What the exercise asks
In the entries that follow, how many lines hold the string "this"? Give only that number.

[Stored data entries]
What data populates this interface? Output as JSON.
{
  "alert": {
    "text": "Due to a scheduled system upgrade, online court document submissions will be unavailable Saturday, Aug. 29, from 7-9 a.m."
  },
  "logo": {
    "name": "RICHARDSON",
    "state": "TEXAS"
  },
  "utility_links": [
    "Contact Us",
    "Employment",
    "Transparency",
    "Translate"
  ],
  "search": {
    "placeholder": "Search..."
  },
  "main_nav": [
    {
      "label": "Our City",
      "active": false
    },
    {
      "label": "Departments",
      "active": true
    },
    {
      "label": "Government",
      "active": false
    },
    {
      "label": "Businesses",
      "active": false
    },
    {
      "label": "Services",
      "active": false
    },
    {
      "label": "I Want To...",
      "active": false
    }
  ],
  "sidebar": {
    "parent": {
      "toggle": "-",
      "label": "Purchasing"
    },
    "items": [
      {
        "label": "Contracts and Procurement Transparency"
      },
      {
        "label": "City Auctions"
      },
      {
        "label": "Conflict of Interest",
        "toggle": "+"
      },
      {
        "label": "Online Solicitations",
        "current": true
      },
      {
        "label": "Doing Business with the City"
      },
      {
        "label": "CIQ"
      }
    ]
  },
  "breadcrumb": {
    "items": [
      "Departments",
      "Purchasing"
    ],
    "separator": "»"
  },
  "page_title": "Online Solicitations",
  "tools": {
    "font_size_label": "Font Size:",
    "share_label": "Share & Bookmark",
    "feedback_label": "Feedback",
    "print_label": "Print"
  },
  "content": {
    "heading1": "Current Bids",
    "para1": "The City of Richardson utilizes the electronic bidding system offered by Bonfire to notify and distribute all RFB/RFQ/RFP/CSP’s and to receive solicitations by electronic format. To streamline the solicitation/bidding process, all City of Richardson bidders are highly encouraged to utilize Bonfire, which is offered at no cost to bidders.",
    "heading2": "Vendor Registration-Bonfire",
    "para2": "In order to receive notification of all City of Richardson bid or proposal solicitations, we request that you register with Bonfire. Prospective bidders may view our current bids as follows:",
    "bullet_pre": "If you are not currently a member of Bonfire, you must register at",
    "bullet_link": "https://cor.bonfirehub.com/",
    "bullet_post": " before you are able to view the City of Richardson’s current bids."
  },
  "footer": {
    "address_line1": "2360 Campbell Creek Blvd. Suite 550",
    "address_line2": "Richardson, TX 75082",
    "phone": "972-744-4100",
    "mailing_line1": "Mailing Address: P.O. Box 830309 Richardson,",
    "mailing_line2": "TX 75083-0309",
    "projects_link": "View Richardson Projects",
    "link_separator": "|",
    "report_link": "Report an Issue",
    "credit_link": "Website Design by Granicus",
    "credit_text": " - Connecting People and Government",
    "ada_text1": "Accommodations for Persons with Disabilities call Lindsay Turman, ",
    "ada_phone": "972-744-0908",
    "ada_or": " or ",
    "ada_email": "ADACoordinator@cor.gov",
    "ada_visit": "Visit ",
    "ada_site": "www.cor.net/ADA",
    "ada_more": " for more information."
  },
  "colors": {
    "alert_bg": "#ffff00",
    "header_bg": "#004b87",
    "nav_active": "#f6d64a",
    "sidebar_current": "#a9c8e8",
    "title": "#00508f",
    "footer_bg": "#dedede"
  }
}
* * *
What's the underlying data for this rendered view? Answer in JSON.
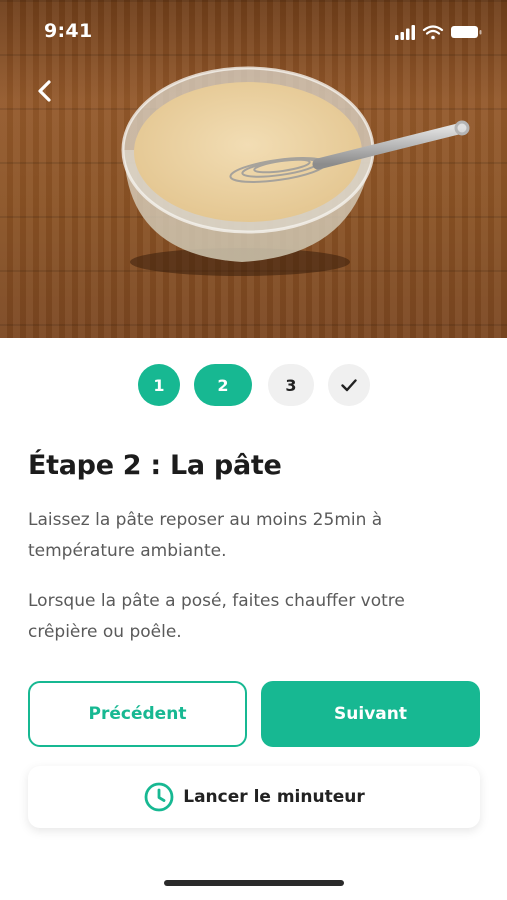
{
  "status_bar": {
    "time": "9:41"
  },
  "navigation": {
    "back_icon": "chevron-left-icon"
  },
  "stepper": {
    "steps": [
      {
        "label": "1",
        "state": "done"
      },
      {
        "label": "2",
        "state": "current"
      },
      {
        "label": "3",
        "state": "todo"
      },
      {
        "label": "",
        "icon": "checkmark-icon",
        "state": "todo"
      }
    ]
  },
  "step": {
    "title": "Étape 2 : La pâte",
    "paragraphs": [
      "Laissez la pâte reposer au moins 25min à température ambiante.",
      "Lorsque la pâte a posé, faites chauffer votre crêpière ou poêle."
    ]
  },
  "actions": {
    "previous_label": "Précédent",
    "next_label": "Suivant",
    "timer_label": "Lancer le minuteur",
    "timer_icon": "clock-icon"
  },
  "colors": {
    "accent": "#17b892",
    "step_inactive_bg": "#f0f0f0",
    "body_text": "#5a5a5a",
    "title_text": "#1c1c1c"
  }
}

Finished task
2